**Exercise:** Print all of the data exactly.

(Items listed in a dataset)
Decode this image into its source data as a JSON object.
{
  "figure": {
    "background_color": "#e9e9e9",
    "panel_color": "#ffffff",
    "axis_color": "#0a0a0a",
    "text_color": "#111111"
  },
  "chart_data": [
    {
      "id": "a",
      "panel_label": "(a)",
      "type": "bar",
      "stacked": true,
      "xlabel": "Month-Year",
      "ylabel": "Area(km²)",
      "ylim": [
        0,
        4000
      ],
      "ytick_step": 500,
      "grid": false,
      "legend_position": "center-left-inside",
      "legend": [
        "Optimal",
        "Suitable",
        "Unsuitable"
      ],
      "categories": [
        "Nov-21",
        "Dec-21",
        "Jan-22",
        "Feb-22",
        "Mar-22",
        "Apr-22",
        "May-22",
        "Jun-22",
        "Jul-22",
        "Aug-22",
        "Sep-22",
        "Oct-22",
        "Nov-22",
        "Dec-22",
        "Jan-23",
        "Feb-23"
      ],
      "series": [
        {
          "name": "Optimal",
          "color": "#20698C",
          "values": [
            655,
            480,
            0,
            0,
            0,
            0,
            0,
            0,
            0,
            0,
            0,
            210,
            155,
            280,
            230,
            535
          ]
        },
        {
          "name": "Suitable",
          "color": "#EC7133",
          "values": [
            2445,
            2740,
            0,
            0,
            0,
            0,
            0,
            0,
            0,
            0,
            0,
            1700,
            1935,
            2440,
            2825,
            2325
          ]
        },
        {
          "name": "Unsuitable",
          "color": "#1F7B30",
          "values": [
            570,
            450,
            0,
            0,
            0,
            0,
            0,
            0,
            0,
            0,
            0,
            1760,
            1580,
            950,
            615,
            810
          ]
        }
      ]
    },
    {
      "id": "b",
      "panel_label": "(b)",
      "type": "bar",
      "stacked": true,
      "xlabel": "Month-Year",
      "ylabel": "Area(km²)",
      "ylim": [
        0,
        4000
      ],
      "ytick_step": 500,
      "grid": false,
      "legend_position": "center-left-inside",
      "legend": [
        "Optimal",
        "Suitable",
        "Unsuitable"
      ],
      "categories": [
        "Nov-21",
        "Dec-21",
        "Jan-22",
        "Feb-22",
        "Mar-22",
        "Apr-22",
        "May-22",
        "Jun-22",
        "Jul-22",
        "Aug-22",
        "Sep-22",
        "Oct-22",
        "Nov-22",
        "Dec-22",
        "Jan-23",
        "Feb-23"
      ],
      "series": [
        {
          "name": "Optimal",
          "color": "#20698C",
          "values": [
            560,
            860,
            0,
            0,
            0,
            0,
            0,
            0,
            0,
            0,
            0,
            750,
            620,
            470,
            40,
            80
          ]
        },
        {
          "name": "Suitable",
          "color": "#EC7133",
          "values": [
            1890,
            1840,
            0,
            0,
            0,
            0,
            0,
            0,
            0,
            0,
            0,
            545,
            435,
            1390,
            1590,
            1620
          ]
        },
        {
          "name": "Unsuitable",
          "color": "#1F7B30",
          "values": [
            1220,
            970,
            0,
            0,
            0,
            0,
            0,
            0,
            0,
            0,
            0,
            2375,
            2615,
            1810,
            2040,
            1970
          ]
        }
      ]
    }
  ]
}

**Complete answer:**
Decode this image into its source data as a JSON object.
{
  "figure": {
    "background_color": "#e9e9e9",
    "panel_color": "#ffffff",
    "axis_color": "#0a0a0a",
    "text_color": "#111111"
  },
  "chart_data": [
    {
      "id": "a",
      "panel_label": "(a)",
      "type": "bar",
      "stacked": true,
      "xlabel": "Month-Year",
      "ylabel": "Area(km²)",
      "ylim": [
        0,
        4000
      ],
      "ytick_step": 500,
      "grid": false,
      "legend_position": "center-left-inside",
      "legend": [
        "Optimal",
        "Suitable",
        "Unsuitable"
      ],
      "categories": [
        "Nov-21",
        "Dec-21",
        "Jan-22",
        "Feb-22",
        "Mar-22",
        "Apr-22",
        "May-22",
        "Jun-22",
        "Jul-22",
        "Aug-22",
        "Sep-22",
        "Oct-22",
        "Nov-22",
        "Dec-22",
        "Jan-23",
        "Feb-23"
      ],
      "series": [
        {
          "name": "Optimal",
          "color": "#20698C",
          "values": [
            655,
            480,
            0,
            0,
            0,
            0,
            0,
            0,
            0,
            0,
            0,
            210,
            155,
            280,
            230,
            535
          ]
        },
        {
          "name": "Suitable",
          "color": "#EC7133",
          "values": [
            2445,
            2740,
            0,
            0,
            0,
            0,
            0,
            0,
            0,
            0,
            0,
            1700,
            1935,
            2440,
            2825,
            2325
          ]
        },
        {
          "name": "Unsuitable",
          "color": "#1F7B30",
          "values": [
            570,
            450,
            0,
            0,
            0,
            0,
            0,
            0,
            0,
            0,
            0,
            1760,
            1580,
            950,
            615,
            810
          ]
        }
      ]
    },
    {
      "id": "b",
      "panel_label": "(b)",
      "type": "bar",
      "stacked": true,
      "xlabel": "Month-Year",
      "ylabel": "Area(km²)",
      "ylim": [
        0,
        4000
      ],
      "ytick_step": 500,
      "grid": false,
      "legend_position": "center-left-inside",
      "legend": [
        "Optimal",
        "Suitable",
        "Unsuitable"
      ],
      "categories": [
        "Nov-21",
        "Dec-21",
        "Jan-22",
        "Feb-22",
        "Mar-22",
        "Apr-22",
        "May-22",
        "Jun-22",
        "Jul-22",
        "Aug-22",
        "Sep-22",
        "Oct-22",
        "Nov-22",
        "Dec-22",
        "Jan-23",
        "Feb-23"
      ],
      "series": [
        {
          "name": "Optimal",
          "color": "#20698C",
          "values": [
            560,
            860,
            0,
            0,
            0,
            0,
            0,
            0,
            0,
            0,
            0,
            750,
            620,
            470,
            40,
            80
          ]
        },
        {
          "name": "Suitable",
          "color": "#EC7133",
          "values": [
            1890,
            1840,
            0,
            0,
            0,
            0,
            0,
            0,
            0,
            0,
            0,
            545,
            435,
            1390,
            1590,
            1620
          ]
        },
        {
          "name": "Unsuitable",
          "color": "#1F7B30",
          "values": [
            1220,
            970,
            0,
            0,
            0,
            0,
            0,
            0,
            0,
            0,
            0,
            2375,
            2615,
            1810,
            2040,
            1970
          ]
        }
      ]
    }
  ]
}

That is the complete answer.